Records to use ::
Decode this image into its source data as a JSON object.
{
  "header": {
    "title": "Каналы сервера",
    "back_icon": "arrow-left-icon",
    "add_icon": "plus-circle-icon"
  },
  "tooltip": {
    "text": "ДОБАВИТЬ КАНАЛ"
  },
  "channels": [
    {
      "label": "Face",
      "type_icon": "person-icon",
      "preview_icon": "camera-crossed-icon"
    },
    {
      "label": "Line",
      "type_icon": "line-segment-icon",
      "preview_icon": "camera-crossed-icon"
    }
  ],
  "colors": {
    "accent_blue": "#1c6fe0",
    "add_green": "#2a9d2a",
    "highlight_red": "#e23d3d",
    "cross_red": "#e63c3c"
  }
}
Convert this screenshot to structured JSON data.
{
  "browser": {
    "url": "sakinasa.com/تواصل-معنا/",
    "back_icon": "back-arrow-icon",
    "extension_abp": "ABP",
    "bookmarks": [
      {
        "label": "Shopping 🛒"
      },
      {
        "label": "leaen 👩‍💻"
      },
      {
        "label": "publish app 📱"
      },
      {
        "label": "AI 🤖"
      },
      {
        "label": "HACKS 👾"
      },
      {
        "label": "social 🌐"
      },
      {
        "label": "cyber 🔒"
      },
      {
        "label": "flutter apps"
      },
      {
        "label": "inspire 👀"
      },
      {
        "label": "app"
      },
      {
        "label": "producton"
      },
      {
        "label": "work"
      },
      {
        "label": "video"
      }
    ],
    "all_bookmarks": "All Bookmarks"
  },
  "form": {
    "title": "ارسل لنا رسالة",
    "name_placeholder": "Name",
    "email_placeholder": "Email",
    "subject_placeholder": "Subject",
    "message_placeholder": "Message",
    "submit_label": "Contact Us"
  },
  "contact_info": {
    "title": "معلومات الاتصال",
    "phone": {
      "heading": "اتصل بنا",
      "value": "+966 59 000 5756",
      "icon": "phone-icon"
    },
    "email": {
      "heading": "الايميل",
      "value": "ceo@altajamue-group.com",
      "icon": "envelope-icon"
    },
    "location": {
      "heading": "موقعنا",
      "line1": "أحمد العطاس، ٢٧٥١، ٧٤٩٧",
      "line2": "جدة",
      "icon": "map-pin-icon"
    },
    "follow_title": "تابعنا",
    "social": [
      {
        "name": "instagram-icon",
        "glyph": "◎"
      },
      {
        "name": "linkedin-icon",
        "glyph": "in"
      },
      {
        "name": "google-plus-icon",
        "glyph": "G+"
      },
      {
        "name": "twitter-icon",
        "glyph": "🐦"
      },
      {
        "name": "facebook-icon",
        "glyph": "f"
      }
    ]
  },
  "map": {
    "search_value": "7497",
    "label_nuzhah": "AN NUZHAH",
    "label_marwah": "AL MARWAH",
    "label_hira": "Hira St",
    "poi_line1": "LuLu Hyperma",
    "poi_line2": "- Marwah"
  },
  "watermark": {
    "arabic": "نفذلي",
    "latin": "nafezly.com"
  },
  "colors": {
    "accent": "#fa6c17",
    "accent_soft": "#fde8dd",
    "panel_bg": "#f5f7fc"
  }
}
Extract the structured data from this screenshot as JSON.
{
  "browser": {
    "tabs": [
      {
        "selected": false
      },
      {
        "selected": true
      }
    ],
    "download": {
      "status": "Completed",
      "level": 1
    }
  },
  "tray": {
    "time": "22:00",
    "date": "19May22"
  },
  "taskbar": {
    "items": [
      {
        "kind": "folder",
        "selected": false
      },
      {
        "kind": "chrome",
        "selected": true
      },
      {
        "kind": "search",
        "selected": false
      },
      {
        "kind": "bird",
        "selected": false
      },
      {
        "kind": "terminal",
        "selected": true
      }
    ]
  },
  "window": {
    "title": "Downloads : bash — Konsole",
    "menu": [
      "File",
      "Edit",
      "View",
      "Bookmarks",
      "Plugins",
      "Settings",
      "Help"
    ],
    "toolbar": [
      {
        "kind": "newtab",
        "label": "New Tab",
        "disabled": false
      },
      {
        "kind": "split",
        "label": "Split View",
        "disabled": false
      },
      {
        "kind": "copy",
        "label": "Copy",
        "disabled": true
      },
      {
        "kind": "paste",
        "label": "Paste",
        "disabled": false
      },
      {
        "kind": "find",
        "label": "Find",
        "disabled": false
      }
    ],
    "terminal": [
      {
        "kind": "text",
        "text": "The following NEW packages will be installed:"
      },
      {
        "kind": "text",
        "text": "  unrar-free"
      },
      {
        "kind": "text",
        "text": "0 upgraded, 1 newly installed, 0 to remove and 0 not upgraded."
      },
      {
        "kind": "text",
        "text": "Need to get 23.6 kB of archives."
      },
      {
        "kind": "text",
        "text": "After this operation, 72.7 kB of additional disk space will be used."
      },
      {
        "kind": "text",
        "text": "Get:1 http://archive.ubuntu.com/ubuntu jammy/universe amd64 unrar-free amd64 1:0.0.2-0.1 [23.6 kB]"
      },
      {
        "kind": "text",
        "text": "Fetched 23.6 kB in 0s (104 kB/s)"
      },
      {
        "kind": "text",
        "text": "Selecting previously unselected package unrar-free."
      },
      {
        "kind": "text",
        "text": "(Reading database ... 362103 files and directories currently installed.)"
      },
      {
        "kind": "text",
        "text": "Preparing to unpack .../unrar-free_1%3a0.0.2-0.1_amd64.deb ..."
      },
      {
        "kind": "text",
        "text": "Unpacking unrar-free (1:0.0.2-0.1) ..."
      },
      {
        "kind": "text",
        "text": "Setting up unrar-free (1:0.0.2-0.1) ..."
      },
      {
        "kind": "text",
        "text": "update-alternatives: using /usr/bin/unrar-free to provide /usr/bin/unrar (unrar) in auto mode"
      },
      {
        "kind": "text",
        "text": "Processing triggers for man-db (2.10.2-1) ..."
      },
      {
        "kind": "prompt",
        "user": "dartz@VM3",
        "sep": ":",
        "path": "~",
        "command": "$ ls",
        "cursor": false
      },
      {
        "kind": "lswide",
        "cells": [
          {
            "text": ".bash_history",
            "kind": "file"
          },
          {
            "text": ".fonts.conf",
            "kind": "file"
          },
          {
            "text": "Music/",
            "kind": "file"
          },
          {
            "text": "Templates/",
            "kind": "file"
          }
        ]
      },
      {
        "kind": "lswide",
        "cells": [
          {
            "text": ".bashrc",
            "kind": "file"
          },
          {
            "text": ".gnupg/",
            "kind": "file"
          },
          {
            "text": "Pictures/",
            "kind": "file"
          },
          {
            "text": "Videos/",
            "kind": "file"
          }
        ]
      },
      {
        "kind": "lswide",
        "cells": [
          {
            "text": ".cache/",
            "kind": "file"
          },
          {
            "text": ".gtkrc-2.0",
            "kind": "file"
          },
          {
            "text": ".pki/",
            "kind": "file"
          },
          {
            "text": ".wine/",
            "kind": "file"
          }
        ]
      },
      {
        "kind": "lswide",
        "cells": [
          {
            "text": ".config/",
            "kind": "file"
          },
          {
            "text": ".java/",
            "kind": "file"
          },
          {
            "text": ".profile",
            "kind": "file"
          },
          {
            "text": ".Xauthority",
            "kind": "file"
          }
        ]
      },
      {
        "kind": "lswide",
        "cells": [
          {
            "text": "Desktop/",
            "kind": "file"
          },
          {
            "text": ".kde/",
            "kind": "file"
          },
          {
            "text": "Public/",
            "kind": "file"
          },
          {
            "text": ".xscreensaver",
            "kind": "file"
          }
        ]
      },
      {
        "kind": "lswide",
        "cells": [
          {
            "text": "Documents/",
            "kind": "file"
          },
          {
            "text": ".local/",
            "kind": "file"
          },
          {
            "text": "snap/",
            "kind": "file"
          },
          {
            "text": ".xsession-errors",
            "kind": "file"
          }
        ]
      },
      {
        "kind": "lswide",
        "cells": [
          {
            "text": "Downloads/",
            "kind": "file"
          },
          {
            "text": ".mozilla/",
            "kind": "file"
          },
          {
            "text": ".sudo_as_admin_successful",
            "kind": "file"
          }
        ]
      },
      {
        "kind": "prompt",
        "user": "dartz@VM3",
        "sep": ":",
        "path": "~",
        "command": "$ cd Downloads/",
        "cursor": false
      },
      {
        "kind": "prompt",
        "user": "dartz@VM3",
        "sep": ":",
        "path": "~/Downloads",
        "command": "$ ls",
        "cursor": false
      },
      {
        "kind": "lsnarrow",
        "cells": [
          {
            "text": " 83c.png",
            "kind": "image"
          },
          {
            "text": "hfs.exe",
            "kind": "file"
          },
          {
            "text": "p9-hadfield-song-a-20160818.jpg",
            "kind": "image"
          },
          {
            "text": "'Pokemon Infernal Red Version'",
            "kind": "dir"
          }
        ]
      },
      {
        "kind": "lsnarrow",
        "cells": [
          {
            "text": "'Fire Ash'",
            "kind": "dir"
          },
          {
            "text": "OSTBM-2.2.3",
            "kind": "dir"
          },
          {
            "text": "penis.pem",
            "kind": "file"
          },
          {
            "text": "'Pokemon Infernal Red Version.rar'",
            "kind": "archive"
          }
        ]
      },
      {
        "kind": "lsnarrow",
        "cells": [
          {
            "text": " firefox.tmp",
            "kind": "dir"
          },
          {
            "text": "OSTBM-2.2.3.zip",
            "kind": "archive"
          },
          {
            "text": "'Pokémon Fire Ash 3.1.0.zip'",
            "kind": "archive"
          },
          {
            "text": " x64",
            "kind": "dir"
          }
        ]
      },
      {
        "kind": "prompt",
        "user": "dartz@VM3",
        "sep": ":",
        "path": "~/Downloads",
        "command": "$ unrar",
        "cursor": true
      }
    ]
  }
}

What is needed :: Pick out the lines that include the word "Version" and write them out.

Written solution ::
            "text": "'Pokemon Infernal Red Version'",
            "text": "'Pokemon Infernal Red Version.rar'",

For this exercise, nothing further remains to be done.